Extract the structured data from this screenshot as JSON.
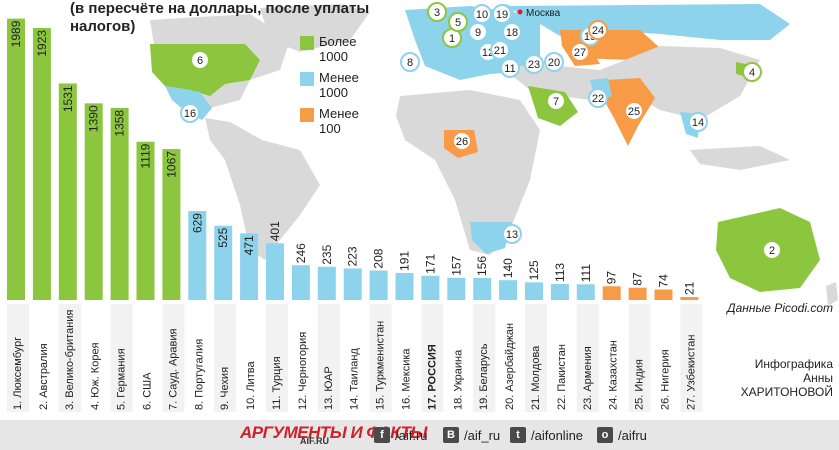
{
  "subtitle": "(в пересчёте на доллары, после уплаты налогов)",
  "legend": [
    {
      "label": "Более 1000",
      "color": "#8cc63f"
    },
    {
      "label": "Менее 1000",
      "color": "#8dd3ec"
    },
    {
      "label": "Менее 100",
      "color": "#f79b47"
    }
  ],
  "map_markers": {
    "moscow_label": "Москва"
  },
  "credits": {
    "source": "Данные Picodi.com",
    "author": "Инфографика Анны ХАРИТОНОВОЙ"
  },
  "footer": {
    "brand": "АРГУМЕНТЫ И ФАКТЫ",
    "brand_sub": "AIF.RU",
    "social": [
      {
        "icon": "facebook-icon",
        "glyph": "f",
        "label": "/aif.ru"
      },
      {
        "icon": "vk-icon",
        "glyph": "B",
        "label": "/aif_ru"
      },
      {
        "icon": "twitter-icon",
        "glyph": "t",
        "label": "/aifonline"
      },
      {
        "icon": "odnoklassniki-icon",
        "glyph": "o",
        "label": "/aifru"
      }
    ]
  },
  "chart_data": {
    "type": "bar",
    "categories": [
      "1. Люксембург",
      "2. Австралия",
      "3. Велико-британия",
      "4. Юж. Корея",
      "5. Германия",
      "6. США",
      "7. Сауд. Аравия",
      "8. Португалия",
      "9. Чехия",
      "10. Литва",
      "11. Турция",
      "12. Черногория",
      "13. ЮАР",
      "14. Таиланд",
      "15. Туркменистан",
      "16. Мексика",
      "17. РОССИЯ",
      "18. Украина",
      "19. Беларусь",
      "20. Азербайджан",
      "21. Молдова",
      "22. Пакистан",
      "23. Армения",
      "24. Казахстан",
      "25. Индия",
      "26. Нигерия",
      "27. Узбекистан"
    ],
    "values": [
      1989,
      1923,
      1531,
      1390,
      1358,
      1119,
      1067,
      629,
      525,
      471,
      401,
      246,
      235,
      223,
      208,
      191,
      171,
      157,
      156,
      140,
      125,
      113,
      111,
      97,
      87,
      74,
      21
    ],
    "value_labels": [
      "1989",
      "1923",
      "1531",
      "1390",
      "1358",
      "1119",
      "1067",
      "629",
      "525",
      "471",
      "401",
      "246",
      "235",
      "223",
      "208",
      "191",
      "171",
      "157",
      "156",
      "140",
      "125",
      "113",
      "111",
      "97",
      "87",
      "74",
      "21"
    ],
    "colors": {
      "high": "#8cc63f",
      "mid": "#8dd3ec",
      "low": "#f79b47"
    },
    "ylim": [
      0,
      2050
    ]
  }
}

********************

THE TASK. All of the data needs repeating exactly, but the pictures do not.

SOLUTION FOR THIS EXERCISE.
Extract the structured data from this screenshot as JSON.
{
  "subtitle": "(в пересчёте на доллары, после уплаты налогов)",
  "legend": [
    {
      "label": "Более 1000",
      "color": "#8cc63f"
    },
    {
      "label": "Менее 1000",
      "color": "#8dd3ec"
    },
    {
      "label": "Менее 100",
      "color": "#f79b47"
    }
  ],
  "map_markers": {
    "moscow_label": "Москва"
  },
  "credits": {
    "source": "Данные Picodi.com",
    "author": "Инфографика Анны ХАРИТОНОВОЙ"
  },
  "footer": {
    "brand": "АРГУМЕНТЫ И ФАКТЫ",
    "brand_sub": "AIF.RU",
    "social": [
      {
        "icon": "facebook-icon",
        "glyph": "f",
        "label": "/aif.ru"
      },
      {
        "icon": "vk-icon",
        "glyph": "B",
        "label": "/aif_ru"
      },
      {
        "icon": "twitter-icon",
        "glyph": "t",
        "label": "/aifonline"
      },
      {
        "icon": "odnoklassniki-icon",
        "glyph": "o",
        "label": "/aifru"
      }
    ]
  },
  "chart_data": {
    "type": "bar",
    "categories": [
      "1. Люксембург",
      "2. Австралия",
      "3. Велико-британия",
      "4. Юж. Корея",
      "5. Германия",
      "6. США",
      "7. Сауд. Аравия",
      "8. Португалия",
      "9. Чехия",
      "10. Литва",
      "11. Турция",
      "12. Черногория",
      "13. ЮАР",
      "14. Таиланд",
      "15. Туркменистан",
      "16. Мексика",
      "17. РОССИЯ",
      "18. Украина",
      "19. Беларусь",
      "20. Азербайджан",
      "21. Молдова",
      "22. Пакистан",
      "23. Армения",
      "24. Казахстан",
      "25. Индия",
      "26. Нигерия",
      "27. Узбекистан"
    ],
    "values": [
      1989,
      1923,
      1531,
      1390,
      1358,
      1119,
      1067,
      629,
      525,
      471,
      401,
      246,
      235,
      223,
      208,
      191,
      171,
      157,
      156,
      140,
      125,
      113,
      111,
      97,
      87,
      74,
      21
    ],
    "value_labels": [
      "1989",
      "1923",
      "1531",
      "1390",
      "1358",
      "1119",
      "1067",
      "629",
      "525",
      "471",
      "401",
      "246",
      "235",
      "223",
      "208",
      "191",
      "171",
      "157",
      "156",
      "140",
      "125",
      "113",
      "111",
      "97",
      "87",
      "74",
      "21"
    ],
    "colors": {
      "high": "#8cc63f",
      "mid": "#8dd3ec",
      "low": "#f79b47"
    },
    "ylim": [
      0,
      2050
    ]
  }
}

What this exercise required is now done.